* **Job**
The records are to be restated in their entirety, word for word.

___ The records ___

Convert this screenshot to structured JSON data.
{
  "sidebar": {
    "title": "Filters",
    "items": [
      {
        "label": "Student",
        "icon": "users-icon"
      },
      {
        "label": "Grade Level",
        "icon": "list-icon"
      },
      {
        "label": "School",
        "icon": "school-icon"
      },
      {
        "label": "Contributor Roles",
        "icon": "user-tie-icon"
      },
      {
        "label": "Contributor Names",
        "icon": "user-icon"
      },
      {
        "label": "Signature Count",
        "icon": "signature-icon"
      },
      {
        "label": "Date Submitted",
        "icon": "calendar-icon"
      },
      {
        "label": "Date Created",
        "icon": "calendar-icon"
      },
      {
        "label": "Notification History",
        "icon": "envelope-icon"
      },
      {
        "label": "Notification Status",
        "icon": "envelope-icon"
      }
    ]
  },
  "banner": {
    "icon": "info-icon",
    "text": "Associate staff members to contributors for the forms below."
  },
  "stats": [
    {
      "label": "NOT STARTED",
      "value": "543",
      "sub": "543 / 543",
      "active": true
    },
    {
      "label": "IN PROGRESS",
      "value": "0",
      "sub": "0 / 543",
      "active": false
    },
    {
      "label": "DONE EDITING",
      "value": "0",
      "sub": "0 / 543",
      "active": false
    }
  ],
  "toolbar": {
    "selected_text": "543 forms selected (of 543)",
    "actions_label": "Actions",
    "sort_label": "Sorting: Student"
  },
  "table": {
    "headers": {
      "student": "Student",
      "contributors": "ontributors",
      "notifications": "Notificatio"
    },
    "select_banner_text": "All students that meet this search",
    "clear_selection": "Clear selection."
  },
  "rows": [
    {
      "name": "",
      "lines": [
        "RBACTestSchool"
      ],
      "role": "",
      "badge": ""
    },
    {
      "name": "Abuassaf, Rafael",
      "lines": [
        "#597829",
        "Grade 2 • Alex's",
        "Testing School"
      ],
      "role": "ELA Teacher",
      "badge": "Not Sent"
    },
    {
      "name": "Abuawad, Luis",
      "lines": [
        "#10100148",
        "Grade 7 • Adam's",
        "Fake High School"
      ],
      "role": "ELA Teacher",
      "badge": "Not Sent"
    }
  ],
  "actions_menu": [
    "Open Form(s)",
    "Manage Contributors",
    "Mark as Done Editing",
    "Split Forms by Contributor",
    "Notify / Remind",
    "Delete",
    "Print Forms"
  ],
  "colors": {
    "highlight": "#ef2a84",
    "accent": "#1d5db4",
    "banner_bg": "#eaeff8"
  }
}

___

* **Exercise result**
Convert this screenshot to structured JSON data.
{
  "sidebar": {
    "title": "Filters",
    "items": [
      {
        "label": "Student",
        "icon": "users-icon"
      },
      {
        "label": "Grade Level",
        "icon": "list-icon"
      },
      {
        "label": "School",
        "icon": "school-icon"
      },
      {
        "label": "Contributor Roles",
        "icon": "user-tie-icon"
      },
      {
        "label": "Contributor Names",
        "icon": "user-icon"
      },
      {
        "label": "Signature Count",
        "icon": "signature-icon"
      },
      {
        "label": "Date Submitted",
        "icon": "calendar-icon"
      },
      {
        "label": "Date Created",
        "icon": "calendar-icon"
      },
      {
        "label": "Notification History",
        "icon": "envelope-icon"
      },
      {
        "label": "Notification Status",
        "icon": "envelope-icon"
      }
    ]
  },
  "banner": {
    "icon": "info-icon",
    "text": "Associate staff members to contributors for the forms below."
  },
  "stats": [
    {
      "label": "NOT STARTED",
      "value": "543",
      "sub": "543 / 543",
      "active": true
    },
    {
      "label": "IN PROGRESS",
      "value": "0",
      "sub": "0 / 543",
      "active": false
    },
    {
      "label": "DONE EDITING",
      "value": "0",
      "sub": "0 / 543",
      "active": false
    }
  ],
  "toolbar": {
    "selected_text": "543 forms selected (of 543)",
    "actions_label": "Actions",
    "sort_label": "Sorting: Student"
  },
  "table": {
    "headers": {
      "student": "Student",
      "contributors": "ontributors",
      "notifications": "Notificatio"
    },
    "select_banner_text": "All students that meet this search",
    "clear_selection": "Clear selection."
  },
  "rows": [
    {
      "name": "",
      "lines": [
        "RBACTestSchool"
      ],
      "role": "",
      "badge": ""
    },
    {
      "name": "Abuassaf, Rafael",
      "lines": [
        "#597829",
        "Grade 2 • Alex's",
        "Testing School"
      ],
      "role": "ELA Teacher",
      "badge": "Not Sent"
    },
    {
      "name": "Abuawad, Luis",
      "lines": [
        "#10100148",
        "Grade 7 • Adam's",
        "Fake High School"
      ],
      "role": "ELA Teacher",
      "badge": "Not Sent"
    }
  ],
  "actions_menu": [
    "Open Form(s)",
    "Manage Contributors",
    "Mark as Done Editing",
    "Split Forms by Contributor",
    "Notify / Remind",
    "Delete",
    "Print Forms"
  ],
  "colors": {
    "highlight": "#ef2a84",
    "accent": "#1d5db4",
    "banner_bg": "#eaeff8"
  }
}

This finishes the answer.